Work to do. Quote the listing below in its entirety.

Given records.
◇ ◇ ◇

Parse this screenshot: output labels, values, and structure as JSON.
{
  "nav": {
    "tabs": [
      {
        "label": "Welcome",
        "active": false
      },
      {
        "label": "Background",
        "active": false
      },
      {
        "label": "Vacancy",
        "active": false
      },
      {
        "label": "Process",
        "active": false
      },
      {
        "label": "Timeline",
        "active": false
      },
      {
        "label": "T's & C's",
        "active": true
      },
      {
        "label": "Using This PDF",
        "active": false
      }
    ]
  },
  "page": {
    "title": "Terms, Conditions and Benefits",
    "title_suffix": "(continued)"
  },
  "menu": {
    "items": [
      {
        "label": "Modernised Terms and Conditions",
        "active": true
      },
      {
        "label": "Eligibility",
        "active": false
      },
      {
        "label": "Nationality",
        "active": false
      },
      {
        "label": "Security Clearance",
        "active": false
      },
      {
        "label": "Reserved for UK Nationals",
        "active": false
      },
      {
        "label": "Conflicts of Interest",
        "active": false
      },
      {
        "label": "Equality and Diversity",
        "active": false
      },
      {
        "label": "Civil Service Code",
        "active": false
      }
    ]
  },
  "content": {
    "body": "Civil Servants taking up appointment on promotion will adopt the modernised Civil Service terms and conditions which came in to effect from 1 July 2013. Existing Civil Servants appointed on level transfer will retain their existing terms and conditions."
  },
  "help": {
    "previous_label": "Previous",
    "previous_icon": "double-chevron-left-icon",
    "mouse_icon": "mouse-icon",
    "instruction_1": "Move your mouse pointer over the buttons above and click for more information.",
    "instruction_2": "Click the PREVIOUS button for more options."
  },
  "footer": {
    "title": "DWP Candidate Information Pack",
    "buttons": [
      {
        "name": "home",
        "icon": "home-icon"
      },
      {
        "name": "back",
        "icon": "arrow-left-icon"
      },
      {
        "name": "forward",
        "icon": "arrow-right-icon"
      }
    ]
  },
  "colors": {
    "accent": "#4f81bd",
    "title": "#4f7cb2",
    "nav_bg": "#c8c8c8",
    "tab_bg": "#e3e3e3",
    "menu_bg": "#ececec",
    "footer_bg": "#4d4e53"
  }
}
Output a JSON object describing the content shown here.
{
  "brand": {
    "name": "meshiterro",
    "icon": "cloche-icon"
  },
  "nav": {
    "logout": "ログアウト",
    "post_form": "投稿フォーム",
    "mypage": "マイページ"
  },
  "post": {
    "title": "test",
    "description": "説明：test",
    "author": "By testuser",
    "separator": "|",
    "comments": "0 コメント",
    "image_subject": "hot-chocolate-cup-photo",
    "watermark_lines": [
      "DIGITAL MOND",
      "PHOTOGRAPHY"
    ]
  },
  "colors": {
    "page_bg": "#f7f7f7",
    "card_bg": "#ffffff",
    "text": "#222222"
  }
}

◇ ◇ ◇

Right answer.
Parse this screenshot: output labels, values, and structure as JSON.
{
  "nav": {
    "tabs": [
      {
        "label": "Welcome",
        "active": false
      },
      {
        "label": "Background",
        "active": false
      },
      {
        "label": "Vacancy",
        "active": false
      },
      {
        "label": "Process",
        "active": false
      },
      {
        "label": "Timeline",
        "active": false
      },
      {
        "label": "T's & C's",
        "active": true
      },
      {
        "label": "Using This PDF",
        "active": false
      }
    ]
  },
  "page": {
    "title": "Terms, Conditions and Benefits",
    "title_suffix": "(continued)"
  },
  "menu": {
    "items": [
      {
        "label": "Modernised Terms and Conditions",
        "active": true
      },
      {
        "label": "Eligibility",
        "active": false
      },
      {
        "label": "Nationality",
        "active": false
      },
      {
        "label": "Security Clearance",
        "active": false
      },
      {
        "label": "Reserved for UK Nationals",
        "active": false
      },
      {
        "label": "Conflicts of Interest",
        "active": false
      },
      {
        "label": "Equality and Diversity",
        "active": false
      },
      {
        "label": "Civil Service Code",
        "active": false
      }
    ]
  },
  "content": {
    "body": "Civil Servants taking up appointment on promotion will adopt the modernised Civil Service terms and conditions which came in to effect from 1 July 2013. Existing Civil Servants appointed on level transfer will retain their existing terms and conditions."
  },
  "help": {
    "previous_label": "Previous",
    "previous_icon": "double-chevron-left-icon",
    "mouse_icon": "mouse-icon",
    "instruction_1": "Move your mouse pointer over the buttons above and click for more information.",
    "instruction_2": "Click the PREVIOUS button for more options."
  },
  "footer": {
    "title": "DWP Candidate Information Pack",
    "buttons": [
      {
        "name": "home",
        "icon": "home-icon"
      },
      {
        "name": "back",
        "icon": "arrow-left-icon"
      },
      {
        "name": "forward",
        "icon": "arrow-right-icon"
      }
    ]
  },
  "colors": {
    "accent": "#4f81bd",
    "title": "#4f7cb2",
    "nav_bg": "#c8c8c8",
    "tab_bg": "#e3e3e3",
    "menu_bg": "#ececec",
    "footer_bg": "#4d4e53"
  }
}
Output a JSON object describing the content shown here.
{
  "brand": {
    "name": "meshiterro",
    "icon": "cloche-icon"
  },
  "nav": {
    "logout": "ログアウト",
    "post_form": "投稿フォーム",
    "mypage": "マイページ"
  },
  "post": {
    "title": "test",
    "description": "説明：test",
    "author": "By testuser",
    "separator": "|",
    "comments": "0 コメント",
    "image_subject": "hot-chocolate-cup-photo",
    "watermark_lines": [
      "DIGITAL MOND",
      "PHOTOGRAPHY"
    ]
  },
  "colors": {
    "page_bg": "#f7f7f7",
    "card_bg": "#ffffff",
    "text": "#222222"
  }
}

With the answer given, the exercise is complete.